§ Request: Return every record below exactly as written, omitting any pictures.

§ Information shown:

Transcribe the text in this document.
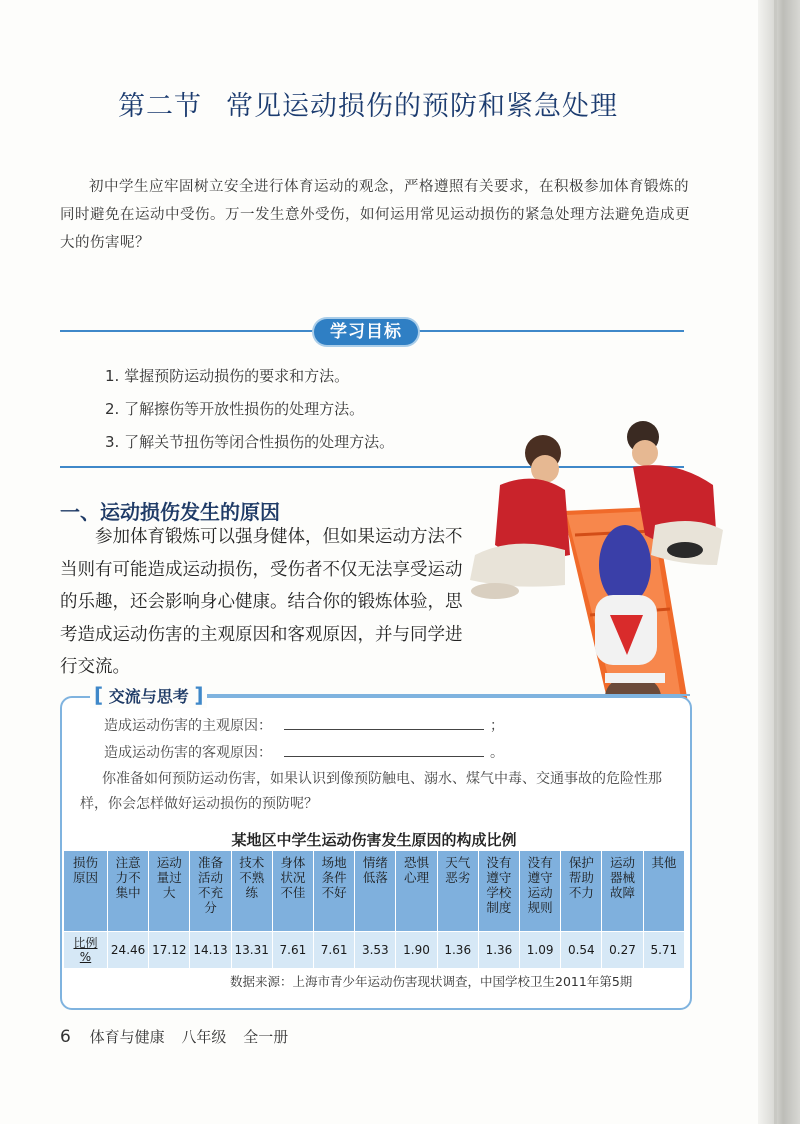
第二节 常见运动损伤的预防和紧急处理
初中学生应牢固树立安全进行体育运动的观念，严格遵照有关要求，在积极参加体育锻炼的同时避免在运动中受伤。万一发生意外受伤，如何运用常见运动损伤的紧急处理方法避免造成更大的伤害呢？
学习目标
1. 掌握预防运动损伤的要求和方法。
2. 了解擦伤等开放性损伤的处理方法。
3. 了解关节扭伤等闭合性损伤的处理方法。
一、运动损伤发生的原因
参加体育锻炼可以强身健体，但如果运动方法不当则有可能造成运动损伤，受伤者不仅无法享受运动的乐趣，还会影响身心健康。结合你的锻炼体验，思考造成运动伤害的主观原因和客观原因，并与同学进行交流。
[ 交流与思考 ]
造成运动伤害的主观原因：	；
造成运动伤害的客观原因：	。
你准备如何预防运动伤害，如果认识到像预防触电、溺水、煤气中毒、交通事故的危险性那样，你会怎样做好运动损伤的预防呢？
某地区中学生运动伤害发生原因的构成比例
损伤
原因	注意
力不
集中	运动
量过
大	准备
活动
不充
分	技术
不熟
练	身体
状况
不佳	场地
条件
不好	情绪
低落	恐惧
心理	天气
恶劣	没有
遵守
学校
制度	没有
遵守
运动
规则	保护
帮助
不力	运动
器械
故障	其他
比例
%	24.46	17.12	14.13	13.31	7.61	7.61	3.53	1.90	1.36	1.36	1.09	0.54	0.27	5.71
数据来源：上海市青少年运动伤害现状调查，中国学校卫生2011年第5期
6 体育与健康 八年级 全一册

§ Solution to this problem:
Transcribe the text in this document.
第二节 常见运动损伤的预防和紧急处理
初中学生应牢固树立安全进行体育运动的观念，严格遵照有关要求，在积极参加体育锻炼的同时避免在运动中受伤。万一发生意外受伤，如何运用常见运动损伤的紧急处理方法避免造成更大的伤害呢？
学习目标
1. 掌握预防运动损伤的要求和方法。
2. 了解擦伤等开放性损伤的处理方法。
3. 了解关节扭伤等闭合性损伤的处理方法。
一、运动损伤发生的原因
参加体育锻炼可以强身健体，但如果运动方法不当则有可能造成运动损伤，受伤者不仅无法享受运动的乐趣，还会影响身心健康。结合你的锻炼体验，思考造成运动伤害的主观原因和客观原因，并与同学进行交流。
[ 交流与思考 ]
造成运动伤害的主观原因：	；
造成运动伤害的客观原因：	。
你准备如何预防运动伤害，如果认识到像预防触电、溺水、煤气中毒、交通事故的危险性那样，你会怎样做好运动损伤的预防呢？
某地区中学生运动伤害发生原因的构成比例
损伤
原因	注意
力不
集中	运动
量过
大	准备
活动
不充
分	技术
不熟
练	身体
状况
不佳	场地
条件
不好	情绪
低落	恐惧
心理	天气
恶劣	没有
遵守
学校
制度	没有
遵守
运动
规则	保护
帮助
不力	运动
器械
故障	其他
比例
%	24.46	17.12	14.13	13.31	7.61	7.61	3.53	1.90	1.36	1.36	1.09	0.54	0.27	5.71
数据来源：上海市青少年运动伤害现状调查，中国学校卫生2011年第5期
6 体育与健康 八年级 全一册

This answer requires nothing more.